### Directions
Count every line of these entries that holds the word "desc", and reply with the number only.

### Provided material
-=-=-=-=-
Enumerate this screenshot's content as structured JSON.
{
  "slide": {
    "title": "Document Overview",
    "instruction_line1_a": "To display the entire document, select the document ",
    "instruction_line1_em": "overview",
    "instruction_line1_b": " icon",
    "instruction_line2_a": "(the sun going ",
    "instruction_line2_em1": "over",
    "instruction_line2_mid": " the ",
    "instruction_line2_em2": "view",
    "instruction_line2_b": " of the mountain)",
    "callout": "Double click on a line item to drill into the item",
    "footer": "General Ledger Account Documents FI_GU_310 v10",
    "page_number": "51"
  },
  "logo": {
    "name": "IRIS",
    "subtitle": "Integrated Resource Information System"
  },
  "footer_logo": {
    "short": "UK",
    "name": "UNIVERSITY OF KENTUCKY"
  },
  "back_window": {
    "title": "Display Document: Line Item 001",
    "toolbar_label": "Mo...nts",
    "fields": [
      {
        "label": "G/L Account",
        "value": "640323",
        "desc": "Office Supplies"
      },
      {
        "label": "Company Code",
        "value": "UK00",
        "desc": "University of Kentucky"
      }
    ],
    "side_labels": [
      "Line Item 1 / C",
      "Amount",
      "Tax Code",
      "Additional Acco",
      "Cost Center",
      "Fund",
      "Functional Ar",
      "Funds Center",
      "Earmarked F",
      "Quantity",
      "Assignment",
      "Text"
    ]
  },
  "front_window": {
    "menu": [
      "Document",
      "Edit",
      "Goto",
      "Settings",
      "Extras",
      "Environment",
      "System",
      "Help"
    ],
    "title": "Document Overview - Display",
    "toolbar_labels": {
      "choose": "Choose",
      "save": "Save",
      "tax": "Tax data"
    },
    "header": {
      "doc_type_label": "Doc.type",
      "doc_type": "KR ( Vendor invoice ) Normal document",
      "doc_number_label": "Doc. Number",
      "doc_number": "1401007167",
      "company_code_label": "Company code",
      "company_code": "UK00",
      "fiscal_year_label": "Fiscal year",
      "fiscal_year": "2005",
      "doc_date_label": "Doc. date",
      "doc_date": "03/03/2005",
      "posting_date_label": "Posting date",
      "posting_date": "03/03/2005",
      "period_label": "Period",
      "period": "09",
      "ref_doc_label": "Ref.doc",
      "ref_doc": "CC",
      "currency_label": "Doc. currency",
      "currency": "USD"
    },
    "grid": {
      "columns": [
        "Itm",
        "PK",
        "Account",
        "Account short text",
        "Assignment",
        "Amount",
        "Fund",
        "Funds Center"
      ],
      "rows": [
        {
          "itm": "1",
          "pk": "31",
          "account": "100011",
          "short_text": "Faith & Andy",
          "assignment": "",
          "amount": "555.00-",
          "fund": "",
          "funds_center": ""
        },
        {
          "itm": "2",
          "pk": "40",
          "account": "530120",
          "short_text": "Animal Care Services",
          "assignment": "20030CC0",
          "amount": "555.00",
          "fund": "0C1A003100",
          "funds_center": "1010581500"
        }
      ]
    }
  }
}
-=-=-=-=-
### Finished answer
2